**Exercise:** Please transcribe the items between the line containing "button[interactable]: Settings xyxy=(606,1424,738,1524)" and the line containing "button[interactable]: Grid view xyxy=(2122,335,2166,379)", inclusive, exactly as they appear.

Records from a data collection

───

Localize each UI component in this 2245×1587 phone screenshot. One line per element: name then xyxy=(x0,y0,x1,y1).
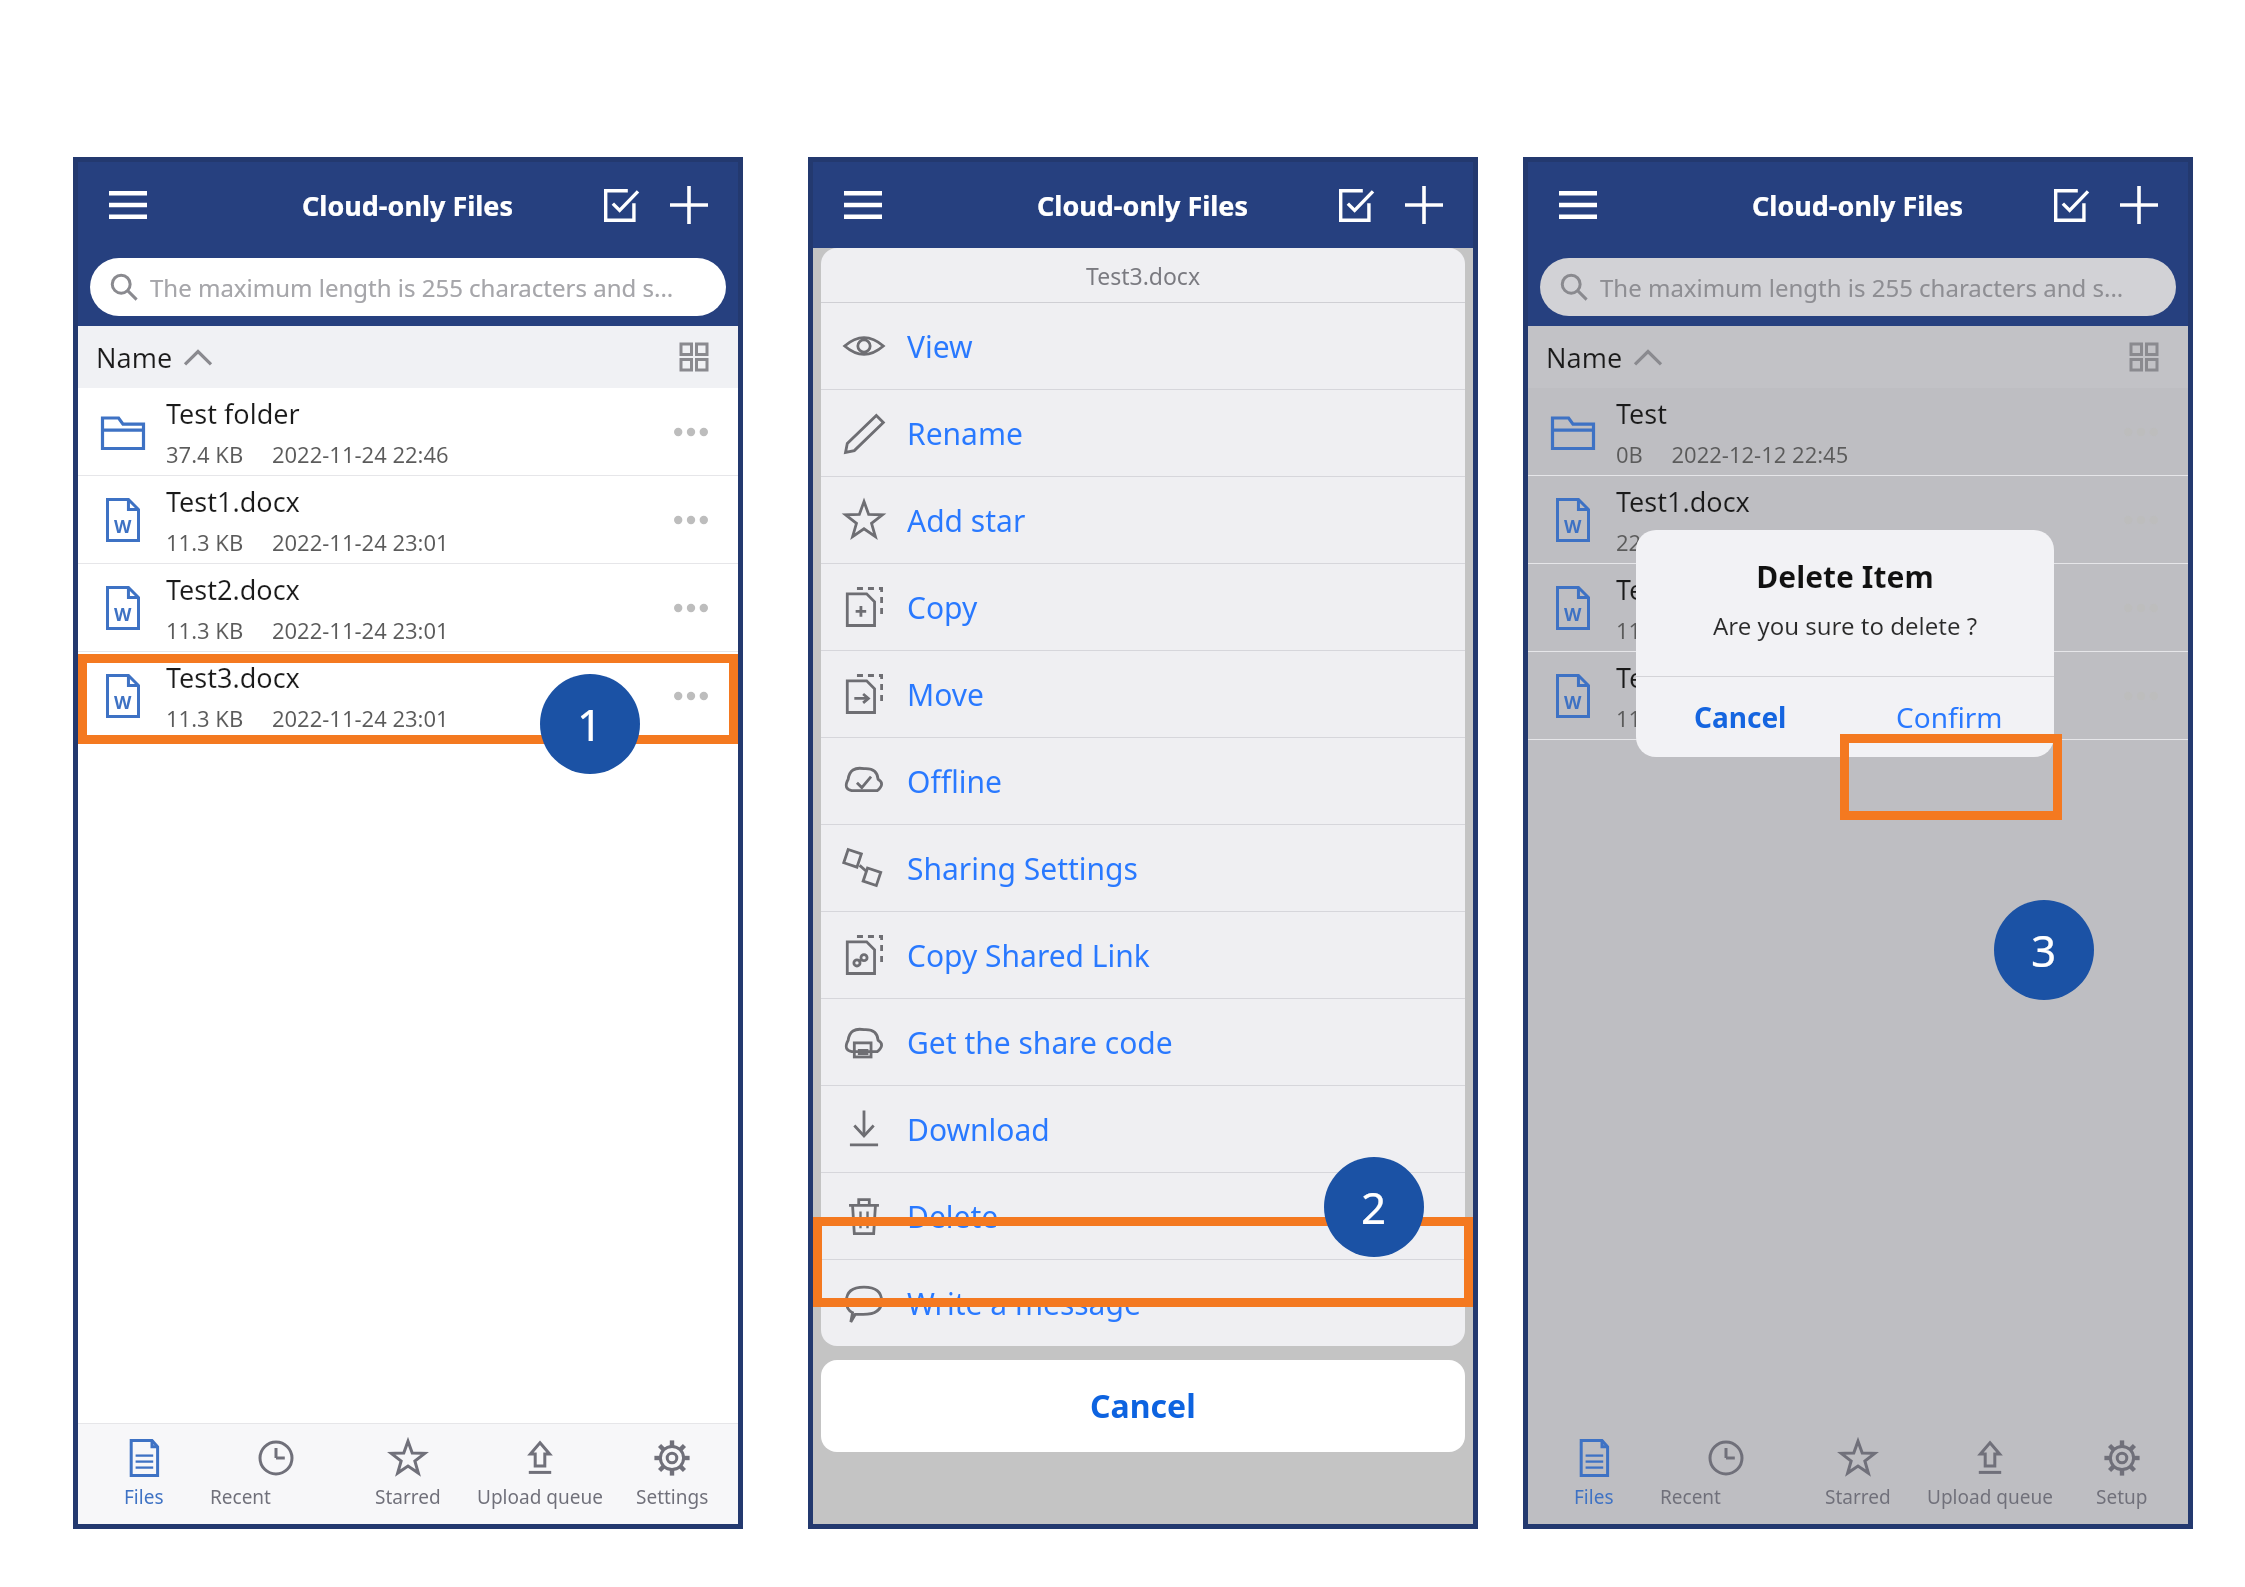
button[interactable]: Settings xyxy=(606,1424,738,1524)
staticText: Are you sure to delete ? xyxy=(1636,609,2054,642)
button[interactable]: Cancel xyxy=(821,1360,1465,1452)
staticText: Test3.docx xyxy=(166,659,300,696)
staticText: Settings xyxy=(636,1484,709,1510)
staticText: Cloud-only Files xyxy=(1752,187,1964,224)
button[interactable]: Grid view xyxy=(2122,335,2166,379)
staticText: 11.3 KB 2022-12-12 22:44 xyxy=(1616,703,1899,733)
button[interactable]: Copy Shared Link xyxy=(821,912,1465,998)
button[interactable]: The maximum length is 255 characters and… xyxy=(90,258,726,316)
button[interactable]: More options xyxy=(666,407,716,457)
button[interactable]: The maximum length is 255 characters and… xyxy=(1540,258,2176,316)
button[interactable]: Test xyxy=(1528,388,2188,476)
button[interactable]: Confirm xyxy=(1845,677,2054,757)
button[interactable]: Select items xyxy=(2044,178,2098,232)
button[interactable]: Menu xyxy=(100,177,156,233)
staticText: 3 xyxy=(2031,920,2057,980)
staticText: Add star xyxy=(907,500,1026,541)
button[interactable]: W xyxy=(78,652,738,740)
staticText: 0B 2022-12-12 22:45 xyxy=(1616,439,1849,469)
button[interactable]: Get the share code xyxy=(821,999,1465,1085)
button[interactable]: Add xyxy=(1397,178,1451,232)
button[interactable]: Cancel xyxy=(1636,677,1845,757)
staticText: Starred xyxy=(375,1484,441,1510)
staticText: Test2.docx xyxy=(1616,571,1750,608)
staticText: W xyxy=(114,690,132,715)
button[interactable]: Upload queue xyxy=(1924,1424,2056,1524)
button[interactable]: More options xyxy=(666,583,716,633)
button[interactable]: Name xyxy=(96,339,211,376)
staticText: Offline xyxy=(907,761,1003,802)
button[interactable]: Files xyxy=(78,1424,210,1524)
staticText: Cancel xyxy=(1090,1384,1196,1428)
button[interactable]: Grid view xyxy=(672,335,716,379)
button[interactable]: Download xyxy=(821,1086,1465,1172)
staticText: Cloud-only Files xyxy=(302,187,514,224)
button[interactable]: Add xyxy=(2112,178,2166,232)
staticText: Test2.docx xyxy=(166,571,300,608)
staticText: Download xyxy=(907,1109,1050,1150)
staticText: Cancel xyxy=(1694,698,1787,736)
button[interactable]: View xyxy=(821,303,1465,389)
staticText: 11.3 KB 2022-11-24 23:01 xyxy=(166,615,449,645)
button[interactable]: Add star xyxy=(821,477,1465,563)
button[interactable]: Menu xyxy=(835,177,891,233)
button[interactable]: Offline xyxy=(821,738,1465,824)
staticText: Test1.docx xyxy=(166,483,300,520)
staticText: Delete xyxy=(907,1196,999,1237)
button[interactable]: Move xyxy=(821,651,1465,737)
staticText: Copy Shared Link xyxy=(907,935,1150,976)
staticText: Test1.docx xyxy=(1616,483,1750,520)
staticText: The maximum length is 255 characters and… xyxy=(1600,271,2124,304)
staticText: Name xyxy=(96,339,173,376)
staticText: W xyxy=(1564,514,1582,539)
button[interactable]: Upload queue xyxy=(474,1424,606,1524)
button[interactable]: Menu xyxy=(1550,177,1606,233)
button[interactable]: W xyxy=(1528,652,2188,740)
staticText: Test folder xyxy=(166,395,300,432)
button[interactable]: Recent Changes xyxy=(1660,1424,1792,1524)
staticText: 2 xyxy=(1361,1177,1387,1237)
button[interactable]: W xyxy=(78,564,738,652)
staticText: View xyxy=(907,326,973,367)
button[interactable]: Rename xyxy=(821,390,1465,476)
staticText: Rename xyxy=(907,413,1023,454)
staticText: Files xyxy=(124,1484,164,1510)
staticText: Setup xyxy=(2096,1484,2148,1510)
button[interactable]: Starred xyxy=(1792,1424,1924,1524)
button[interactable]: Add xyxy=(662,178,716,232)
button[interactable]: W xyxy=(1528,476,2188,564)
staticText: W xyxy=(1564,690,1582,715)
button[interactable]: Copy xyxy=(821,564,1465,650)
button[interactable]: Name xyxy=(1546,339,1661,376)
button[interactable]: Select items xyxy=(594,178,648,232)
staticText: Delete Item xyxy=(1636,556,2054,597)
button[interactable]: W xyxy=(78,476,738,564)
staticText: Get the share code xyxy=(907,1022,1173,1063)
button[interactable]: Delete xyxy=(821,1173,1465,1259)
staticText: Confirm xyxy=(1896,698,2003,736)
button[interactable]: Starred xyxy=(342,1424,474,1524)
staticText: Copy xyxy=(907,587,978,628)
button[interactable]: Select items xyxy=(1329,178,1383,232)
staticText: W xyxy=(114,602,132,627)
button[interactable]: Files xyxy=(1528,1424,1660,1524)
staticText: Upload queue xyxy=(477,1484,603,1510)
staticText: 1 xyxy=(577,694,603,754)
button[interactable]: W xyxy=(1528,564,2188,652)
button[interactable]: Sharing Settings xyxy=(821,825,1465,911)
staticText: 22.1 KB 2022-12-12 22:44 xyxy=(1616,527,1899,557)
button[interactable]: Test folder xyxy=(78,388,738,476)
button[interactable]: Recent Changes xyxy=(210,1424,342,1524)
staticText: Recent Changes xyxy=(210,1484,342,1510)
button[interactable]: More options xyxy=(666,671,716,721)
button[interactable]: Setup xyxy=(2056,1424,2188,1524)
staticText: Move xyxy=(907,674,984,715)
staticText: Starred xyxy=(1825,1484,1891,1510)
button[interactable]: Write a message xyxy=(821,1260,1465,1346)
staticText: Files xyxy=(1574,1484,1614,1510)
button[interactable]: More options xyxy=(666,495,716,545)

───

**Solution to this problem:**
button[interactable]: Settings xyxy=(606,1424,738,1524)
staticText: Are you sure to delete ? xyxy=(1636,609,2054,642)
button[interactable]: Cancel xyxy=(821,1360,1465,1452)
staticText: Test3.docx xyxy=(166,659,300,696)
staticText: Settings xyxy=(636,1484,709,1510)
staticText: Cloud-only Files xyxy=(1752,187,1964,224)
button[interactable]: Grid view xyxy=(2122,335,2166,379)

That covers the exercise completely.